▶ Work required:
Give only a count of the lines that include the string "days".

Extracted records
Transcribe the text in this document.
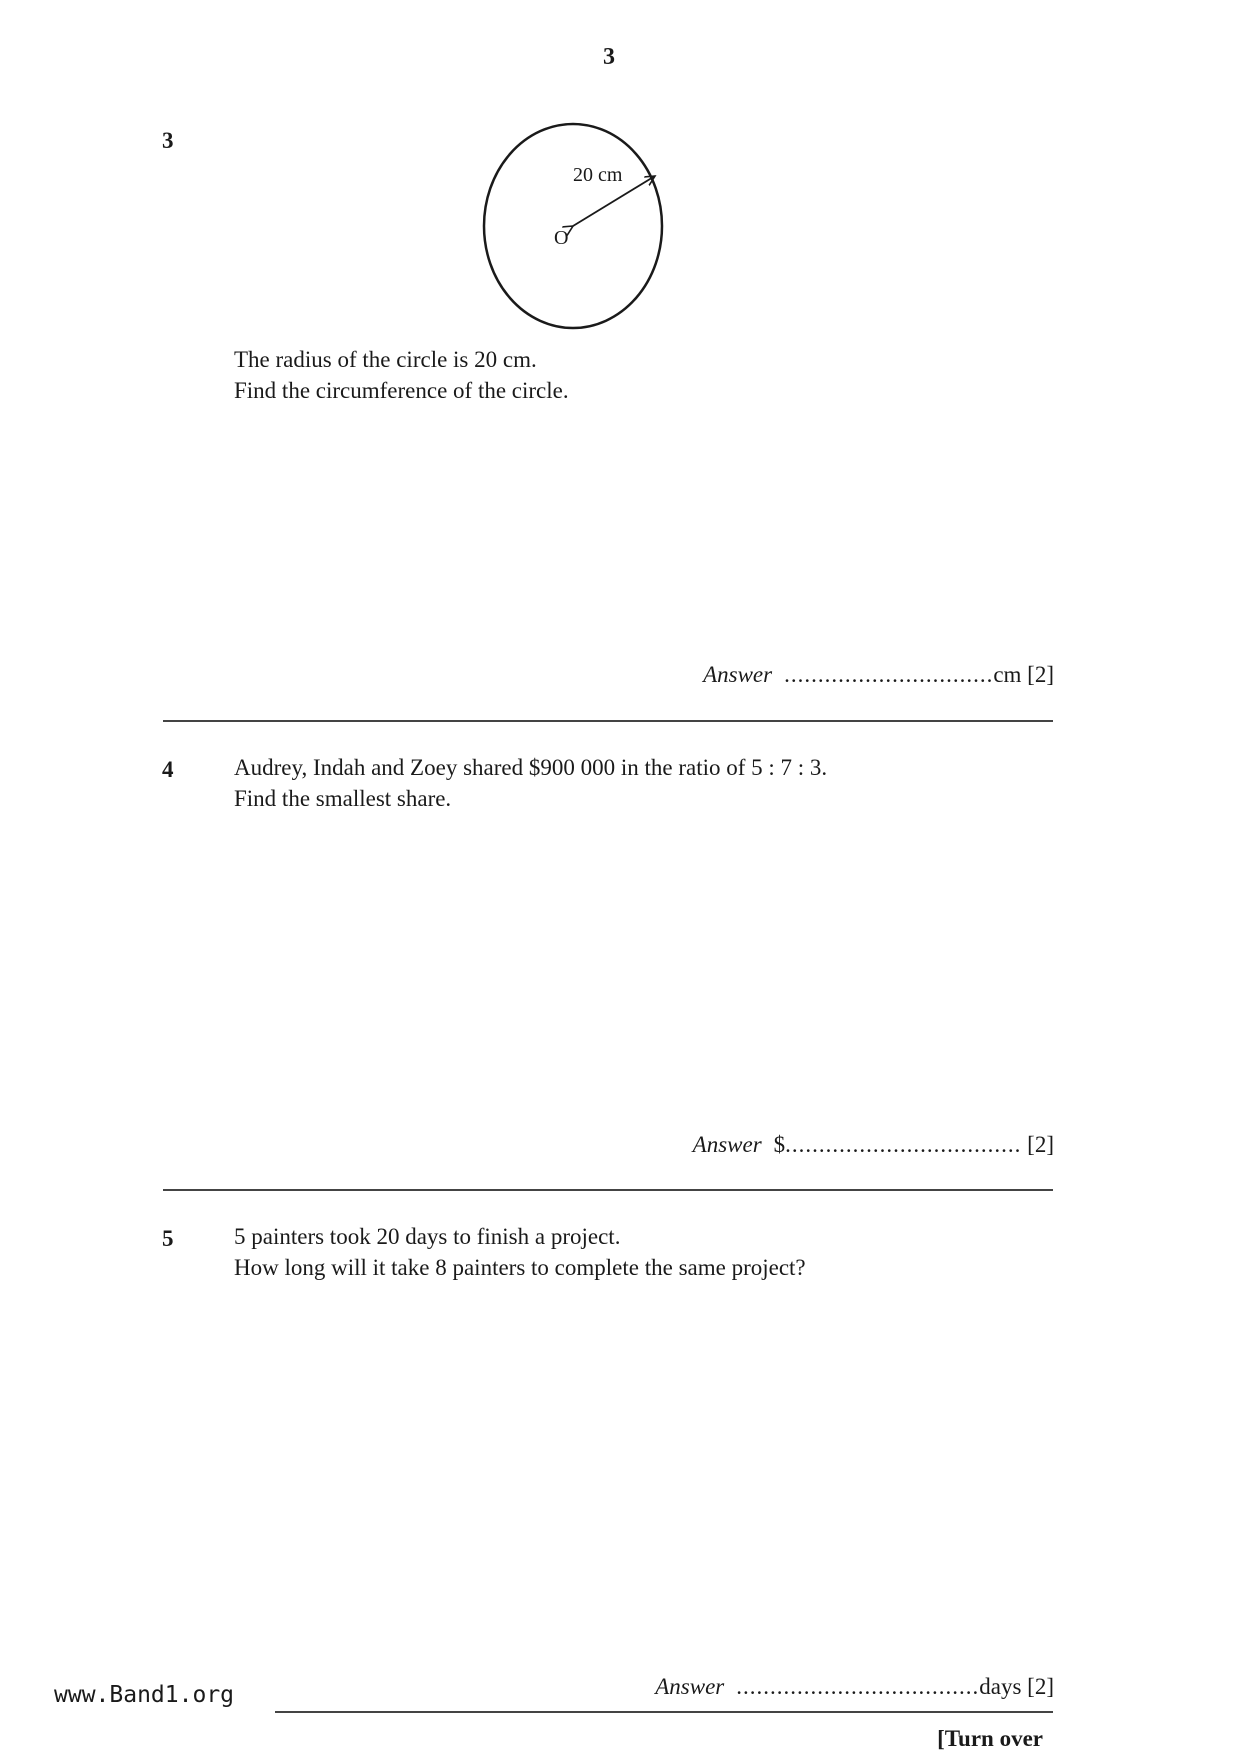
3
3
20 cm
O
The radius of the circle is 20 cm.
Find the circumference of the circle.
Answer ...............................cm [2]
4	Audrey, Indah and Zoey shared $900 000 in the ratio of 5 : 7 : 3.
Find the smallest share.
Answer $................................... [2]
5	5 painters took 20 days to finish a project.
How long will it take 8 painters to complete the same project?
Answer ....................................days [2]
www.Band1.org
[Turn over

▶ Correct answer:
2